→ **What you need to do**:
Your task is to copy each line that has the word "Lactate".

→ **Raw records**:

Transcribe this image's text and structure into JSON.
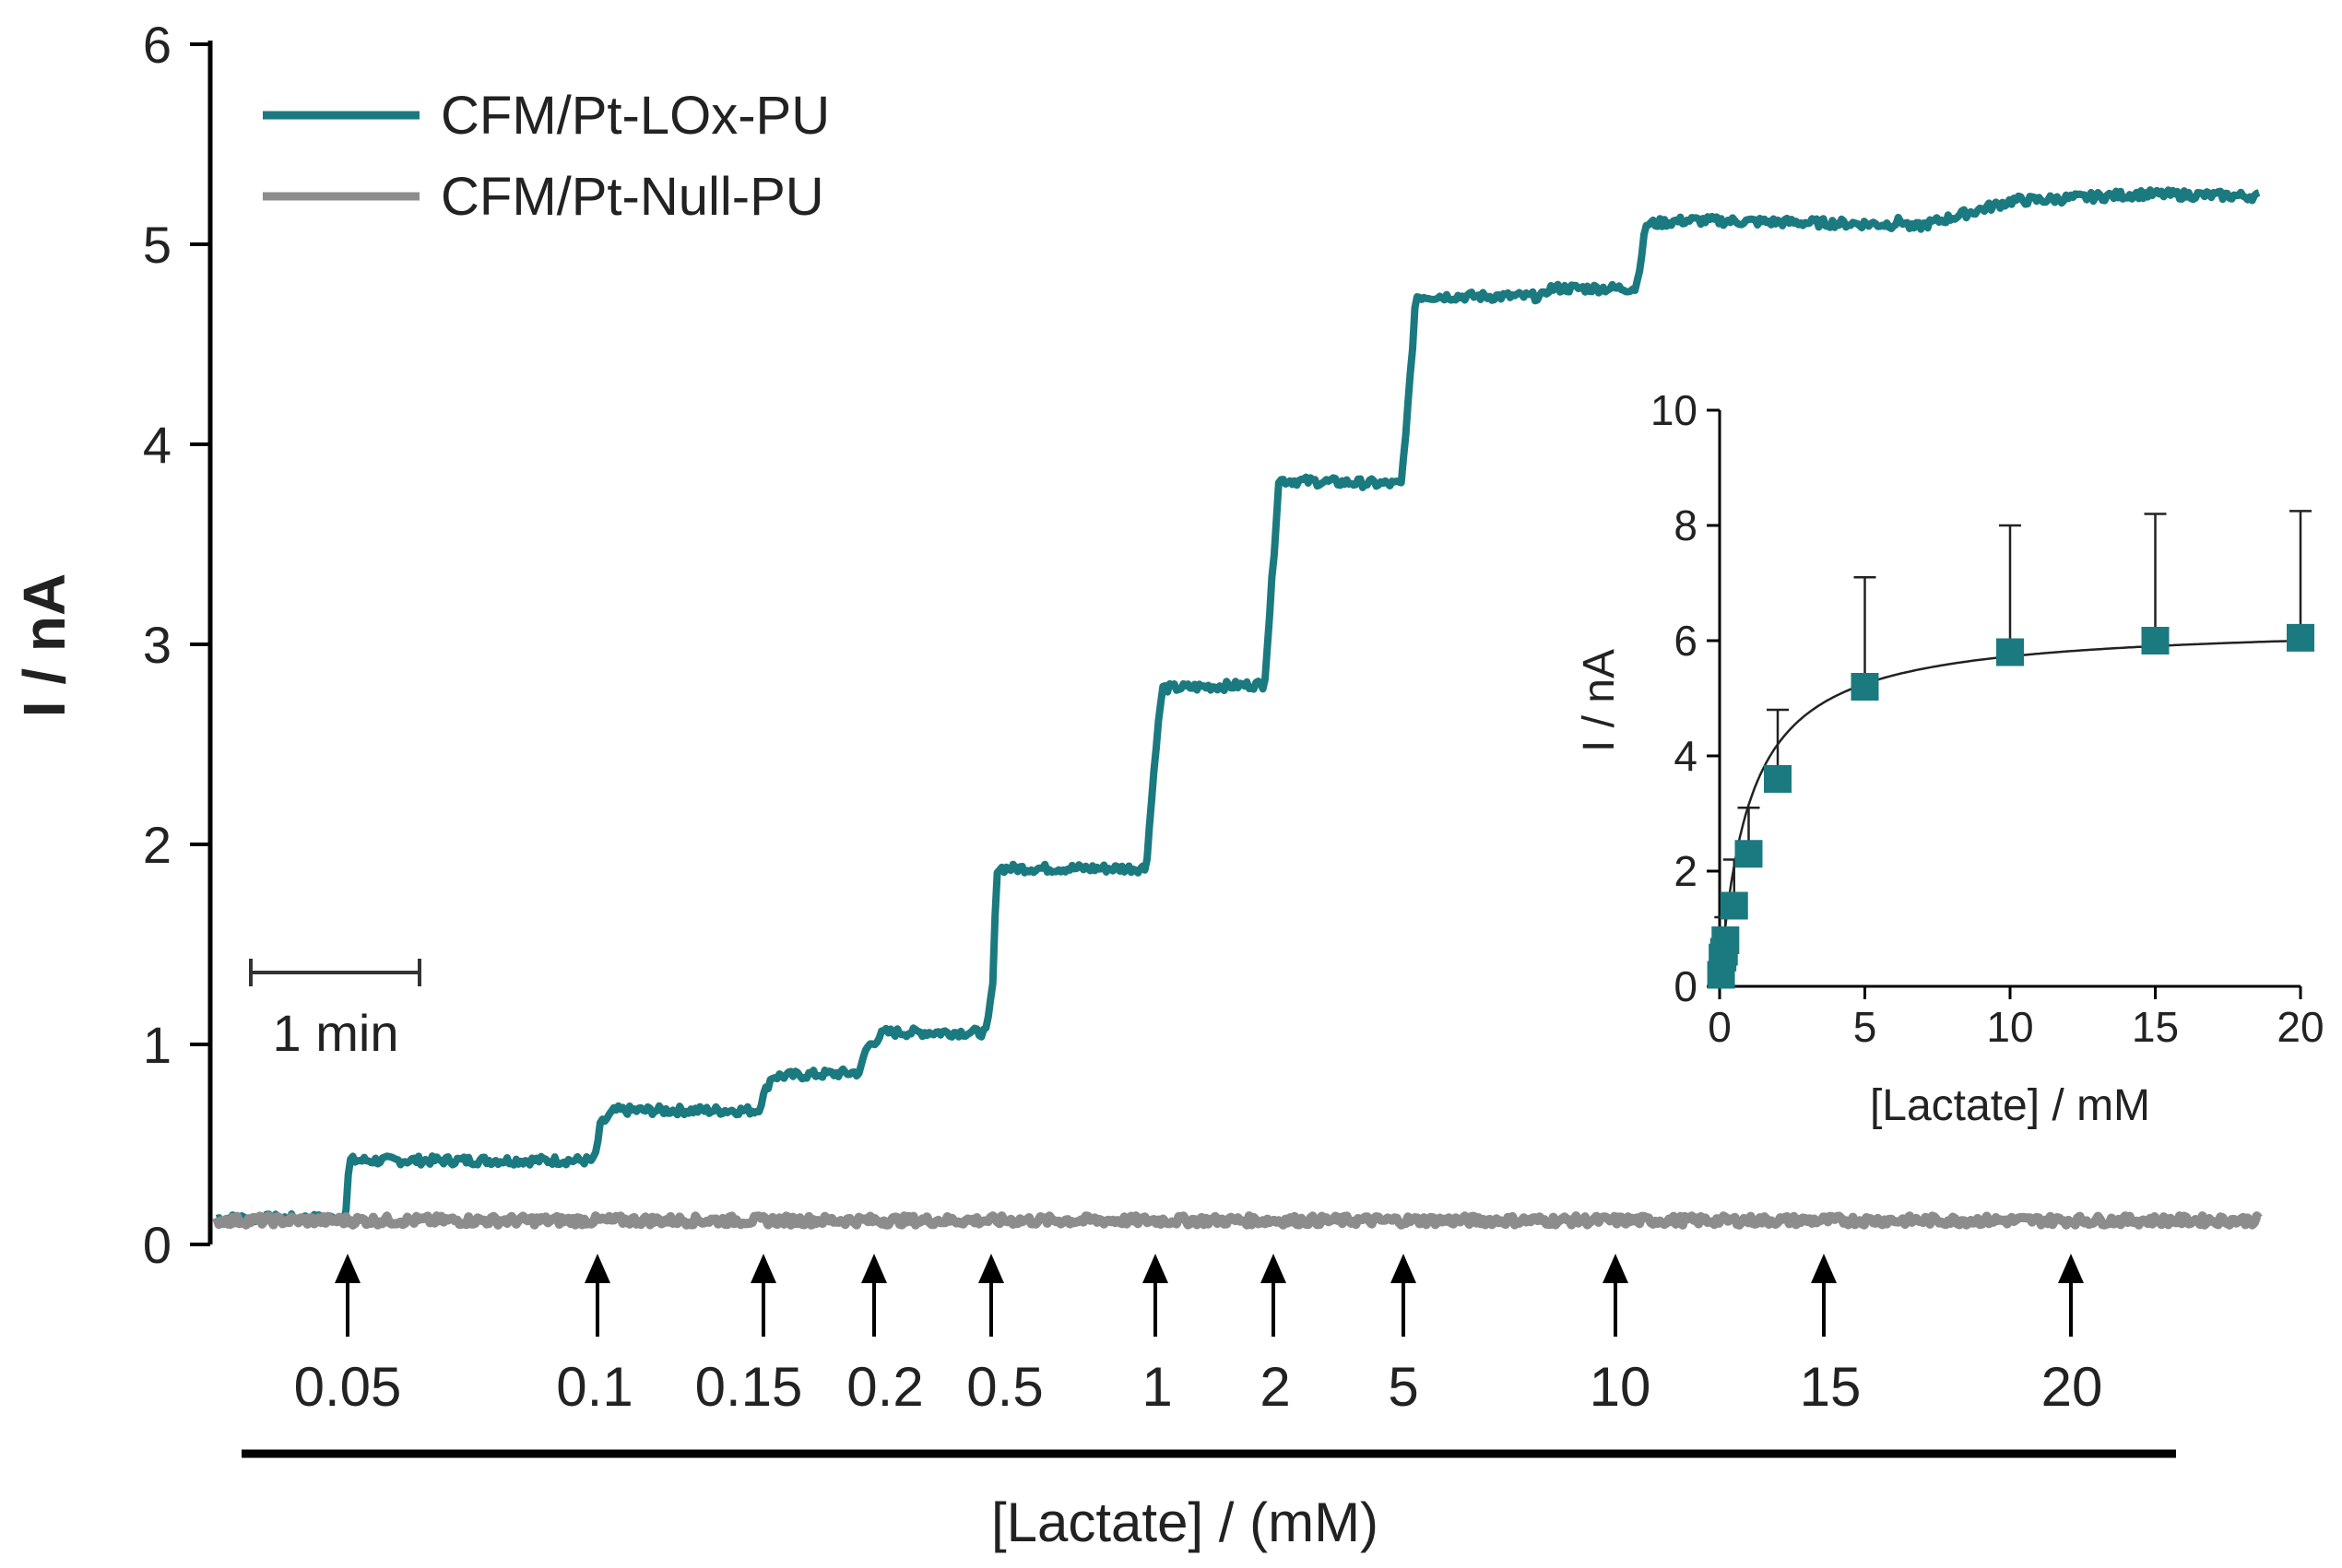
{
  "chart_data": [
    {
      "type": "line",
      "title": "",
      "ylabel": "I / nA",
      "xlabel": "[Lactate] / (mM)",
      "ylim": [
        0,
        6
      ],
      "yticks": [
        0,
        1,
        2,
        3,
        4,
        5,
        6
      ],
      "scale_bar": "1 min",
      "additions": [
        "0.05",
        "0.1",
        "0.15",
        "0.2",
        "0.5",
        "1",
        "2",
        "5",
        "10",
        "15",
        "20"
      ],
      "series": [
        {
          "name": "CFM/Pt-LOx-PU",
          "color": "#1a7a80",
          "x": [
            0,
            0.045,
            0.063,
            0.065,
            0.185,
            0.188,
            0.195,
            0.265,
            0.27,
            0.272,
            0.315,
            0.318,
            0.327,
            0.377,
            0.38,
            0.382,
            0.455,
            0.46,
            0.463,
            0.513,
            0.518,
            0.52,
            0.58,
            0.585,
            0.587,
            0.645,
            0.65,
            0.652,
            0.695,
            0.7,
            0.72,
            0.82,
            0.825,
            0.83,
            0.88,
            0.89,
            0.94,
            0.95,
            1.0
          ],
          "y": [
            0.13,
            0.13,
            0.13,
            0.42,
            0.42,
            0.6,
            0.67,
            0.67,
            0.8,
            0.84,
            0.86,
            0.98,
            1.06,
            1.06,
            1.3,
            1.88,
            1.88,
            2.5,
            2.78,
            2.8,
            3.5,
            3.82,
            3.8,
            4.4,
            4.74,
            4.74,
            4.74,
            4.78,
            4.78,
            5.1,
            5.12,
            5.1,
            5.12,
            5.08,
            5.22,
            5.22,
            5.25,
            5.25,
            5.24
          ]
        },
        {
          "name": "CFM/Pt-Null-PU",
          "color": "#8c8c8c",
          "x": [
            0,
            1.0
          ],
          "y": [
            0.12,
            0.12
          ]
        }
      ]
    },
    {
      "type": "scatter",
      "title": "inset",
      "xlabel": "[Lactate] / mM",
      "ylabel": "I / nA",
      "xlim": [
        0,
        20
      ],
      "ylim": [
        0,
        10
      ],
      "xticks": [
        0,
        5,
        10,
        15,
        20
      ],
      "yticks": [
        0,
        2,
        4,
        6,
        8,
        10
      ],
      "points": {
        "x": [
          0.05,
          0.1,
          0.15,
          0.2,
          0.5,
          1,
          2,
          5,
          10,
          15,
          20
        ],
        "y": [
          0.2,
          0.5,
          0.6,
          0.8,
          1.4,
          2.3,
          3.6,
          5.2,
          5.8,
          6.0,
          6.05
        ],
        "err": [
          0.1,
          0.2,
          0.3,
          0.4,
          0.8,
          0.8,
          1.2,
          1.9,
          2.2,
          2.2,
          2.2
        ]
      },
      "fit": {
        "vmax": 6.3,
        "km": 1.0
      }
    }
  ]
}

→ **Full output**:
      "xlabel": "[Lactate] / (mM)",
      "xlabel": "[Lactate] / mM",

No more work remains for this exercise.